Given problem — Write out every single entry exactly.
** start **
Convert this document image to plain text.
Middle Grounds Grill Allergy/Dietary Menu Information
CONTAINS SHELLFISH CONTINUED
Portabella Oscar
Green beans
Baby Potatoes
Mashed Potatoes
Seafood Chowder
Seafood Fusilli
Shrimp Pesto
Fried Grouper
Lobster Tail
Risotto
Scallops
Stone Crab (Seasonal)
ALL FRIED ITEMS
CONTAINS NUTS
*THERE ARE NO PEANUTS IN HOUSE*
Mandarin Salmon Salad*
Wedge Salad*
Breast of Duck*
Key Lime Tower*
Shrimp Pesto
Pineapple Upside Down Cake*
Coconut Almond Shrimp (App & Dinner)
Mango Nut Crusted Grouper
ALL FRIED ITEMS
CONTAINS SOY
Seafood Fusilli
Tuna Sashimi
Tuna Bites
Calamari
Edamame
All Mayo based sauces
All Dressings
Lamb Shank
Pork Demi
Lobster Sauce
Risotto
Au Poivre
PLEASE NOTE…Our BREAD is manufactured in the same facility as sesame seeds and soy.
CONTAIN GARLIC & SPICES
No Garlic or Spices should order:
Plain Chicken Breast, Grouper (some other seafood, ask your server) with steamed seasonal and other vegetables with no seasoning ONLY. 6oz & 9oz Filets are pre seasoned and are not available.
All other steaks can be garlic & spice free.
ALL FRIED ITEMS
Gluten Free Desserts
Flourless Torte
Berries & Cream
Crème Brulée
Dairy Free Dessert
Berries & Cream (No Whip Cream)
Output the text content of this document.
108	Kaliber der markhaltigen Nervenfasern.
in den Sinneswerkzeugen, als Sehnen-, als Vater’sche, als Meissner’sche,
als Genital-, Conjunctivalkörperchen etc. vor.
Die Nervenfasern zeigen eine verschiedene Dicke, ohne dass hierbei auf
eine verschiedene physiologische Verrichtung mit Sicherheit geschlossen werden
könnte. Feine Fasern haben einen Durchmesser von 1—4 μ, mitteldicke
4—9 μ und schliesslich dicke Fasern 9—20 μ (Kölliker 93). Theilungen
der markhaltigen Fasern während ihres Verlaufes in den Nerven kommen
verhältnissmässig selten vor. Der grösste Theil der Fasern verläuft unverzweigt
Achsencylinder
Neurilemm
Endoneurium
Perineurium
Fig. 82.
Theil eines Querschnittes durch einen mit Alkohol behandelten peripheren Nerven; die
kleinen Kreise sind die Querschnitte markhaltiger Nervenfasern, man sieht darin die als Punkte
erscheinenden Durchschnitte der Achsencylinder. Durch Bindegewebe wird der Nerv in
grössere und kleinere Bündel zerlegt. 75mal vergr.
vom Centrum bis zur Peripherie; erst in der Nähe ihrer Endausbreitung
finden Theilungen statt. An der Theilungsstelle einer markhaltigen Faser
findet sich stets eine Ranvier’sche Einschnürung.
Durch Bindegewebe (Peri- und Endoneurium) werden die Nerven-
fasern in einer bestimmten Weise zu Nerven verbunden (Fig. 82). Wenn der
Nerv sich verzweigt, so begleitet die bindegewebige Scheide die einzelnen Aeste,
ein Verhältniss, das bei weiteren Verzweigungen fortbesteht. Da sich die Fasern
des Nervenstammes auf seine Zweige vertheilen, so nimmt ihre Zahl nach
** end **
Response below —
Convert this document image to plain text.
Middle Grounds Grill Allergy/Dietary Menu Information
CONTAINS SHELLFISH CONTINUED
Portabella Oscar
Green beans
Baby Potatoes
Mashed Potatoes
Seafood Chowder
Seafood Fusilli
Shrimp Pesto
Fried Grouper
Lobster Tail
Risotto
Scallops
Stone Crab (Seasonal)
ALL FRIED ITEMS
CONTAINS NUTS
*THERE ARE NO PEANUTS IN HOUSE*
Mandarin Salmon Salad*
Wedge Salad*
Breast of Duck*
Key Lime Tower*
Shrimp Pesto
Pineapple Upside Down Cake*
Coconut Almond Shrimp (App & Dinner)
Mango Nut Crusted Grouper
ALL FRIED ITEMS
CONTAINS SOY
Seafood Fusilli
Tuna Sashimi
Tuna Bites
Calamari
Edamame
All Mayo based sauces
All Dressings
Lamb Shank
Pork Demi
Lobster Sauce
Risotto
Au Poivre
PLEASE NOTE…Our BREAD is manufactured in the same facility as sesame seeds and soy.
CONTAIN GARLIC & SPICES
No Garlic or Spices should order:
Plain Chicken Breast, Grouper (some other seafood, ask your server) with steamed seasonal and other vegetables with no seasoning ONLY. 6oz & 9oz Filets are pre seasoned and are not available.
All other steaks can be garlic & spice free.
ALL FRIED ITEMS
Gluten Free Desserts
Flourless Torte
Berries & Cream
Crème Brulée
Dairy Free Dessert
Berries & Cream (No Whip Cream)
Output the text content of this document.
108	Kaliber der markhaltigen Nervenfasern.
in den Sinneswerkzeugen, als Sehnen-, als Vater’sche, als Meissner’sche,
als Genital-, Conjunctivalkörperchen etc. vor.
Die Nervenfasern zeigen eine verschiedene Dicke, ohne dass hierbei auf
eine verschiedene physiologische Verrichtung mit Sicherheit geschlossen werden
könnte. Feine Fasern haben einen Durchmesser von 1—4 μ, mitteldicke
4—9 μ und schliesslich dicke Fasern 9—20 μ (Kölliker 93). Theilungen
der markhaltigen Fasern während ihres Verlaufes in den Nerven kommen
verhältnissmässig selten vor. Der grösste Theil der Fasern verläuft unverzweigt
Achsencylinder
Neurilemm
Endoneurium
Perineurium
Fig. 82.
Theil eines Querschnittes durch einen mit Alkohol behandelten peripheren Nerven; die
kleinen Kreise sind die Querschnitte markhaltiger Nervenfasern, man sieht darin die als Punkte
erscheinenden Durchschnitte der Achsencylinder. Durch Bindegewebe wird der Nerv in
grössere und kleinere Bündel zerlegt. 75mal vergr.
vom Centrum bis zur Peripherie; erst in der Nähe ihrer Endausbreitung
finden Theilungen statt. An der Theilungsstelle einer markhaltigen Faser
findet sich stets eine Ranvier’sche Einschnürung.
Durch Bindegewebe (Peri- und Endoneurium) werden die Nerven-
fasern in einer bestimmten Weise zu Nerven verbunden (Fig. 82). Wenn der
Nerv sich verzweigt, so begleitet die bindegewebige Scheide die einzelnen Aeste,
ein Verhältniss, das bei weiteren Verzweigungen fortbesteht. Da sich die Fasern
des Nervenstammes auf seine Zweige vertheilen, so nimmt ihre Zahl nach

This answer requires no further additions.